= Written instruction =
Starting at the line that contains "Transcribe this chart's", copy each line through the final one exactly as written.

######

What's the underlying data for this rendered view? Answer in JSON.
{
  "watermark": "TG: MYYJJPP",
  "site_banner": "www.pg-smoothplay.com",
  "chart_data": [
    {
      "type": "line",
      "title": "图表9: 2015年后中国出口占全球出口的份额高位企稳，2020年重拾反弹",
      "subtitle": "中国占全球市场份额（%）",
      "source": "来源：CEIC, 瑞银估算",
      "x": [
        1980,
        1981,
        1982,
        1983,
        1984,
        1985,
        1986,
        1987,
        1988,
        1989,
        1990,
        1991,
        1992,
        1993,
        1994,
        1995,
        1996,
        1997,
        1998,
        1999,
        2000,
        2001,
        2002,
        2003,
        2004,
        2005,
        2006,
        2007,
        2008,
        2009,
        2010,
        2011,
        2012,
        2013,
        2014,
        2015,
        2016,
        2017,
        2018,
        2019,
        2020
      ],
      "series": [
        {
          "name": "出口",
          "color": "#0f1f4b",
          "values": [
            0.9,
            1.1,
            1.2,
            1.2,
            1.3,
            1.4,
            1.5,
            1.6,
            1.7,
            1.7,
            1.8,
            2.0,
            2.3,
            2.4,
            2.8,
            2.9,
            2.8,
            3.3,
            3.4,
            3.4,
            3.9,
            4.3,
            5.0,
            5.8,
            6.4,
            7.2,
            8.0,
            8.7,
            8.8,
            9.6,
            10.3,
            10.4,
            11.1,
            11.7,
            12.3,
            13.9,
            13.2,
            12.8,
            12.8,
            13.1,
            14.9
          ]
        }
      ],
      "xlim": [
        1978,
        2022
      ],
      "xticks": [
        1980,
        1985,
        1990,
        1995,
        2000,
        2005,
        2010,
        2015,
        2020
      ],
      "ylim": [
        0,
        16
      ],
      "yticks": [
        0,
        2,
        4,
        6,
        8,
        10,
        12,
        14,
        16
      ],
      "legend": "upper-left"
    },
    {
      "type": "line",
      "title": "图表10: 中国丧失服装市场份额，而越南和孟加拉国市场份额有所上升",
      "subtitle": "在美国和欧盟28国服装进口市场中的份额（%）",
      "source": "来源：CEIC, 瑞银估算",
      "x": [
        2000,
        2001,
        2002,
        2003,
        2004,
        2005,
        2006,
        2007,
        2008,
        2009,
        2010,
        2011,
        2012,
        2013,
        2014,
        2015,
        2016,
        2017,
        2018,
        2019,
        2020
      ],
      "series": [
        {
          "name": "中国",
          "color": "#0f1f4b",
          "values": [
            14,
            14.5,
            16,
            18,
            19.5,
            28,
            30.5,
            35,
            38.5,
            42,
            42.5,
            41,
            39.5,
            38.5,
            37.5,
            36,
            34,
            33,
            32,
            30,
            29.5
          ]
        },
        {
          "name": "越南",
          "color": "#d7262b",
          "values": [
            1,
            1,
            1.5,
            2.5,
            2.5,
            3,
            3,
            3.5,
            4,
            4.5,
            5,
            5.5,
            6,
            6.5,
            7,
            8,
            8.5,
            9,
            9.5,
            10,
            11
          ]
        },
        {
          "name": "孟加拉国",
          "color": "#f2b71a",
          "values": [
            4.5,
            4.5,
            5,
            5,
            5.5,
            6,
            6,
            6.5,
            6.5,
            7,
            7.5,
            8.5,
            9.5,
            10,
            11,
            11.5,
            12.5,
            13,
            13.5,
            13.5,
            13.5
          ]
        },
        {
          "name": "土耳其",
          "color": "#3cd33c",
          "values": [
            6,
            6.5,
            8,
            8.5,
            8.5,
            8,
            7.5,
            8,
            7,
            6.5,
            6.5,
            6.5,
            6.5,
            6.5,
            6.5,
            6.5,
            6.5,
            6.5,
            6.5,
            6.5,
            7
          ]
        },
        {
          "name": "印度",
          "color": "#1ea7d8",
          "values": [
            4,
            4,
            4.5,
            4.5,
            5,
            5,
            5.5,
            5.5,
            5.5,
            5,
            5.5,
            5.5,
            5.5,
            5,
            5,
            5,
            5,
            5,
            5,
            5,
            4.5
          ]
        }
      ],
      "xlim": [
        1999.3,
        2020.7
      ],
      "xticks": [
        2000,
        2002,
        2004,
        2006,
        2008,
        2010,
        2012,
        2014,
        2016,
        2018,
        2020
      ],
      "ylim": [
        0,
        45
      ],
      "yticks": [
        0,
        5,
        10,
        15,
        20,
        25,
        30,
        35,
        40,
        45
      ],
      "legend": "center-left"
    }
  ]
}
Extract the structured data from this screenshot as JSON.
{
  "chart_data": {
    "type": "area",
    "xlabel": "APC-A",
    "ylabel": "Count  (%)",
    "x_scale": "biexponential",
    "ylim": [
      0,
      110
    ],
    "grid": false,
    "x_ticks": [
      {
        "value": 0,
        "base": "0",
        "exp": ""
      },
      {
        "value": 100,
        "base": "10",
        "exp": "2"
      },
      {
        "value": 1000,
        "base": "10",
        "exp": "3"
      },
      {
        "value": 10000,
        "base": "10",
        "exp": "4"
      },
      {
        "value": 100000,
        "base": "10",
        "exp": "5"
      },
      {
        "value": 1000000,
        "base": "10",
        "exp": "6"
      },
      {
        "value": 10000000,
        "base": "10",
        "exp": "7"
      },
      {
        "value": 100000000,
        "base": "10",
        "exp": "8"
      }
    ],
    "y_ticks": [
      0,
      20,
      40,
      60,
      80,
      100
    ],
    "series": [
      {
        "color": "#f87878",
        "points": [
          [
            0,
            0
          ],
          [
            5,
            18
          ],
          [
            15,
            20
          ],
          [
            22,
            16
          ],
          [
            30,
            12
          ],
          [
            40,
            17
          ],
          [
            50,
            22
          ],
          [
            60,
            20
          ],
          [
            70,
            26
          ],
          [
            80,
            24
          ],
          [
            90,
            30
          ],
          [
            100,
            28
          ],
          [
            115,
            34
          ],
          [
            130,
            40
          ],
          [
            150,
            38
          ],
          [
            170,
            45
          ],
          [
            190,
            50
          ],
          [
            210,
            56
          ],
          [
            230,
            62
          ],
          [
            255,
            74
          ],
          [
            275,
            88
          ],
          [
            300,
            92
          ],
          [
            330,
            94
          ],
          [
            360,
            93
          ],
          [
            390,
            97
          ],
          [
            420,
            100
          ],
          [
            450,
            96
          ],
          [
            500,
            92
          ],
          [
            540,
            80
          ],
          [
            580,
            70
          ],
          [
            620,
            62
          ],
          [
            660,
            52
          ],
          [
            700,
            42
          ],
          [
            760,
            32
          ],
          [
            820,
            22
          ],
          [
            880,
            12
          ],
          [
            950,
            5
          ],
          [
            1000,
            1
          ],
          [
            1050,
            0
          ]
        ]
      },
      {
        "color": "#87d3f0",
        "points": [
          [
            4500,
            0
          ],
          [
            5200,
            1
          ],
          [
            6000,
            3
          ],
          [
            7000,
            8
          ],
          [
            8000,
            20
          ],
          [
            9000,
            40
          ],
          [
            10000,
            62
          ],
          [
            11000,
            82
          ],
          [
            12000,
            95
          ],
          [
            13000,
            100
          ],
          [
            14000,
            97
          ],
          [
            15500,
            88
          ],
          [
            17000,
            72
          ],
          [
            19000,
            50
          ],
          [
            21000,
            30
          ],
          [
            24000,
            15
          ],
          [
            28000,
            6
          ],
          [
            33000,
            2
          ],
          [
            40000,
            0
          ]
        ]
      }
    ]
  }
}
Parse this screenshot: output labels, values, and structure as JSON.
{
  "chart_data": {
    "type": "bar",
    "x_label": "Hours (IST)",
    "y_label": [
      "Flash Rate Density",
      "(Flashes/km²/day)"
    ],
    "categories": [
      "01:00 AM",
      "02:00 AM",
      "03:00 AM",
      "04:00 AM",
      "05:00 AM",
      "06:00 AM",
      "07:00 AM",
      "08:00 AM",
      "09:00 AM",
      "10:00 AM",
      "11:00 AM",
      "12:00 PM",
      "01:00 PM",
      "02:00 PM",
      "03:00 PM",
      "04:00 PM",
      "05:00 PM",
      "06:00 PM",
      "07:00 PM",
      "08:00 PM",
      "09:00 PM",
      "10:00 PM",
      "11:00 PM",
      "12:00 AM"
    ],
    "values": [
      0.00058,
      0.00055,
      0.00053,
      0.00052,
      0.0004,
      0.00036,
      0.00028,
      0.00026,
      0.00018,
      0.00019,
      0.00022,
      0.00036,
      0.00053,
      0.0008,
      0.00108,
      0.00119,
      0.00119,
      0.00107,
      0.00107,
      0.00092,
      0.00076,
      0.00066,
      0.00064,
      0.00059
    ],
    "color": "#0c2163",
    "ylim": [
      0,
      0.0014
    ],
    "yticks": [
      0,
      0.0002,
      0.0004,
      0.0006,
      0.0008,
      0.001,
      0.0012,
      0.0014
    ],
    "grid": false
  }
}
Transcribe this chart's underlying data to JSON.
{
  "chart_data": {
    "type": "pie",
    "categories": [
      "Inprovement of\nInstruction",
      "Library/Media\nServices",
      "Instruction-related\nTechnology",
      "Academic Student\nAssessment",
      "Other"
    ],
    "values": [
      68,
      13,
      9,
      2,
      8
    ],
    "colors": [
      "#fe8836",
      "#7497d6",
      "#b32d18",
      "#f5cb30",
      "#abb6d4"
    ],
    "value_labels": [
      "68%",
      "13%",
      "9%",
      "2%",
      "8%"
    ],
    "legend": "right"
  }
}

######

= The result =
Transcribe this chart's underlying data to JSON.
{
  "chart_data": {
    "type": "pie",
    "categories": [
      "Inprovement of\nInstruction",
      "Library/Media\nServices",
      "Instruction-related\nTechnology",
      "Academic Student\nAssessment",
      "Other"
    ],
    "values": [
      68,
      13,
      9,
      2,
      8
    ],
    "colors": [
      "#fe8836",
      "#7497d6",
      "#b32d18",
      "#f5cb30",
      "#abb6d4"
    ],
    "value_labels": [
      "68%",
      "13%",
      "9%",
      "2%",
      "8%"
    ],
    "legend": "right"
  }
}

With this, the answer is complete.